-- Begin --
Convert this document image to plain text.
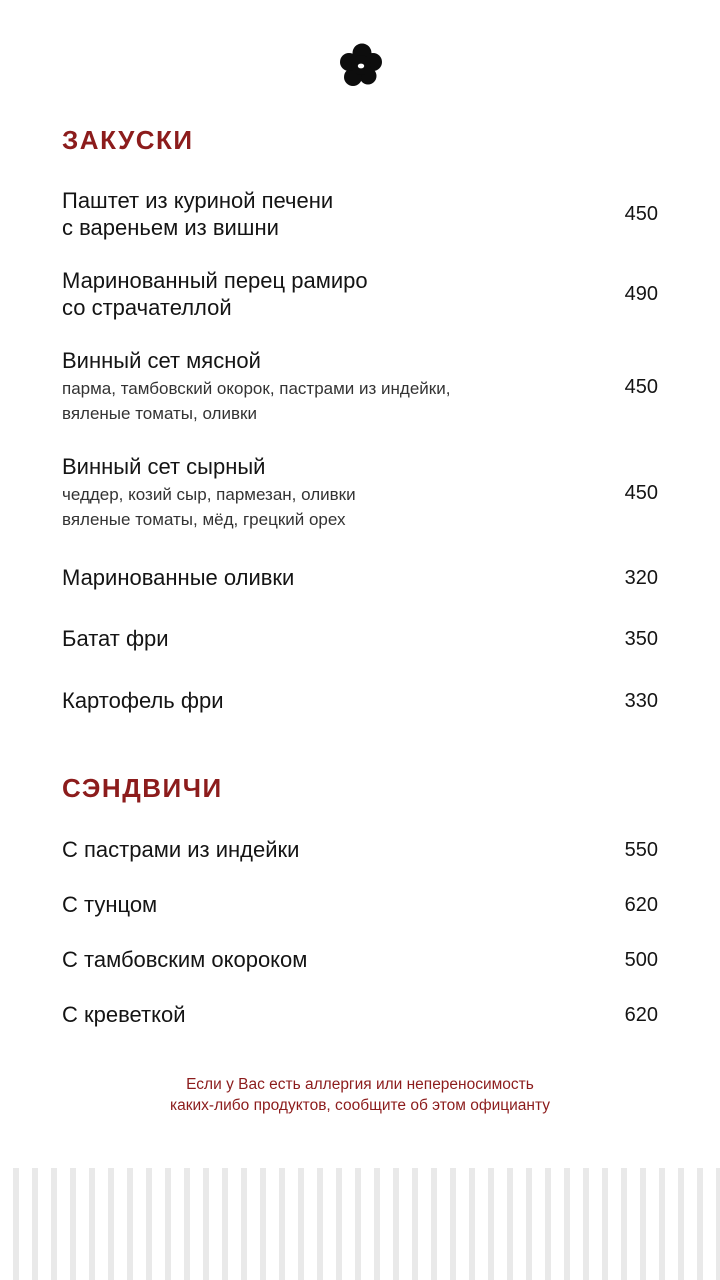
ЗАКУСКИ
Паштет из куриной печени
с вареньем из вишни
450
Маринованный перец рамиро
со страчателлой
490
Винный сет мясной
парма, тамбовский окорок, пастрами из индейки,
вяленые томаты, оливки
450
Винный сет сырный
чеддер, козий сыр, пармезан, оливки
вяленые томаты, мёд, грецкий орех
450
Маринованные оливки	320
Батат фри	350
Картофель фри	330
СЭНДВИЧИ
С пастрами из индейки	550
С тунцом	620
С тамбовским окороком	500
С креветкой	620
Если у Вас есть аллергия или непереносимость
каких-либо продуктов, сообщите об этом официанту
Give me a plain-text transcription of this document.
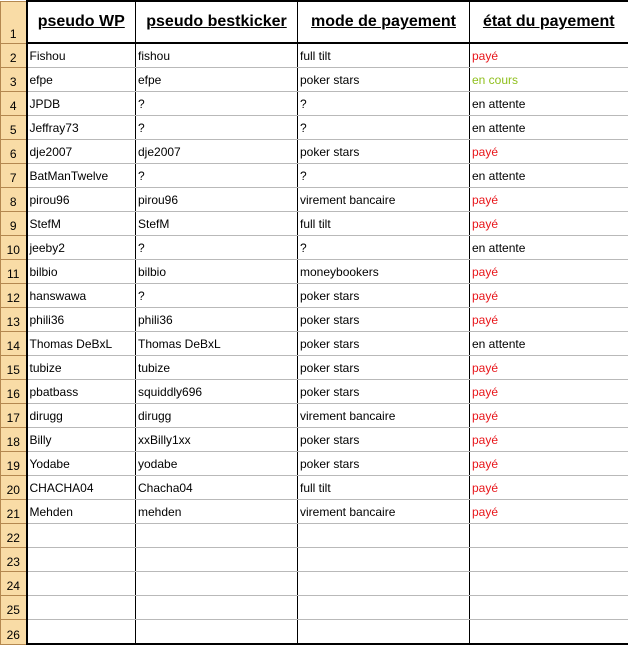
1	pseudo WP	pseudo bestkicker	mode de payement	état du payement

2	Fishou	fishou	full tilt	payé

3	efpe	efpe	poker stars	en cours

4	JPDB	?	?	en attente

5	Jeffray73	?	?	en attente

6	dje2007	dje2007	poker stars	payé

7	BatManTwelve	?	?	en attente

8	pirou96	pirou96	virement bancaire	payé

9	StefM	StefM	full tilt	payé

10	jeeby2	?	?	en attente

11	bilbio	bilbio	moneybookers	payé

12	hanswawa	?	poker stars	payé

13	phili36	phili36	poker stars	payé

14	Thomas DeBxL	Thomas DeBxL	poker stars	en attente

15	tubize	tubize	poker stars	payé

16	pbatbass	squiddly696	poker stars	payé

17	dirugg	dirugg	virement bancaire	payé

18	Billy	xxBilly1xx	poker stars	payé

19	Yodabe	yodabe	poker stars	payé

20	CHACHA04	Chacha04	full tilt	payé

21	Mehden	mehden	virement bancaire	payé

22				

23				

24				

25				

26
-- End --
-- Begin --
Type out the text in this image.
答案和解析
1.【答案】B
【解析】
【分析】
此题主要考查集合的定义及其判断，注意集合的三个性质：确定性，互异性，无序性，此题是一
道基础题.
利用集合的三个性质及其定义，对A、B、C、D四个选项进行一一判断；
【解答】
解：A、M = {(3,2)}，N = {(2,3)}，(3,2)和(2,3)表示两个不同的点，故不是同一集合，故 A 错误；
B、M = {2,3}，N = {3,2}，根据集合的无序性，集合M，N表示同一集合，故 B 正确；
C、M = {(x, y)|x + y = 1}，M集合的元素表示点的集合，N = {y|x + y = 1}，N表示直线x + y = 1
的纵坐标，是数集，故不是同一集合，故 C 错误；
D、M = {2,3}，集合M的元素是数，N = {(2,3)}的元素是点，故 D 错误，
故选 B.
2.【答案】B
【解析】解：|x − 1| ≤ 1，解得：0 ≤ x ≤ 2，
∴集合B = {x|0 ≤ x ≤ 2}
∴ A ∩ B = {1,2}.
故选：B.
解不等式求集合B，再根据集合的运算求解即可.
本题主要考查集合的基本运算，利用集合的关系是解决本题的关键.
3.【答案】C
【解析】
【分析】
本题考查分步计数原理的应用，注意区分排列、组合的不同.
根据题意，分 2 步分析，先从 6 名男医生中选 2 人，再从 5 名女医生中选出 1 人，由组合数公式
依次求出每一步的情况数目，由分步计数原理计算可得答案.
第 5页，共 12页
-- End --
-- Begin --
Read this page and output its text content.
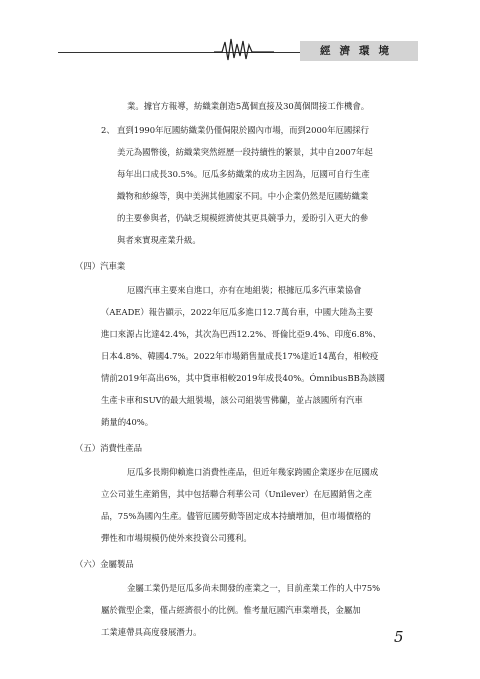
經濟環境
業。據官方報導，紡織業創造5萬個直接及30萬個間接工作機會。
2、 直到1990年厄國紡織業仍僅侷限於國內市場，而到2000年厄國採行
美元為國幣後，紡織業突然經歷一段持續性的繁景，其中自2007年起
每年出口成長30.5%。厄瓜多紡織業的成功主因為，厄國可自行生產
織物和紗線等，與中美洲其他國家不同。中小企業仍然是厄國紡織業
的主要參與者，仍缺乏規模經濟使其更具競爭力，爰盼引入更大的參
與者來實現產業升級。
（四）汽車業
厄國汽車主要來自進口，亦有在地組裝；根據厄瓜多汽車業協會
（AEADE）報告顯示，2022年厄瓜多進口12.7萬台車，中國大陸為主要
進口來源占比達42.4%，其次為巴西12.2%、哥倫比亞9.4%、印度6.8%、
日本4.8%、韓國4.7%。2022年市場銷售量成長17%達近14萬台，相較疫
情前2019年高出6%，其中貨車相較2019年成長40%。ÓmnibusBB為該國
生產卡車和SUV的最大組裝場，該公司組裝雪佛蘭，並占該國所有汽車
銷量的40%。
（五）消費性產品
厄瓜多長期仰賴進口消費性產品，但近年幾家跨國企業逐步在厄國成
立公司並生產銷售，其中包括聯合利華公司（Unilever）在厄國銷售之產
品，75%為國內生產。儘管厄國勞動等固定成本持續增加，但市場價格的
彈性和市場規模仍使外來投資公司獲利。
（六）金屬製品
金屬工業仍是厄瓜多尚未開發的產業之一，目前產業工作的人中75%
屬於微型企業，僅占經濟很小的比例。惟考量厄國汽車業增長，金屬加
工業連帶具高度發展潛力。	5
-- End --
> _What this task involves_
How many of the lines above include the string "tilt"? Reply with the number by itself.

> _Expected answer_
3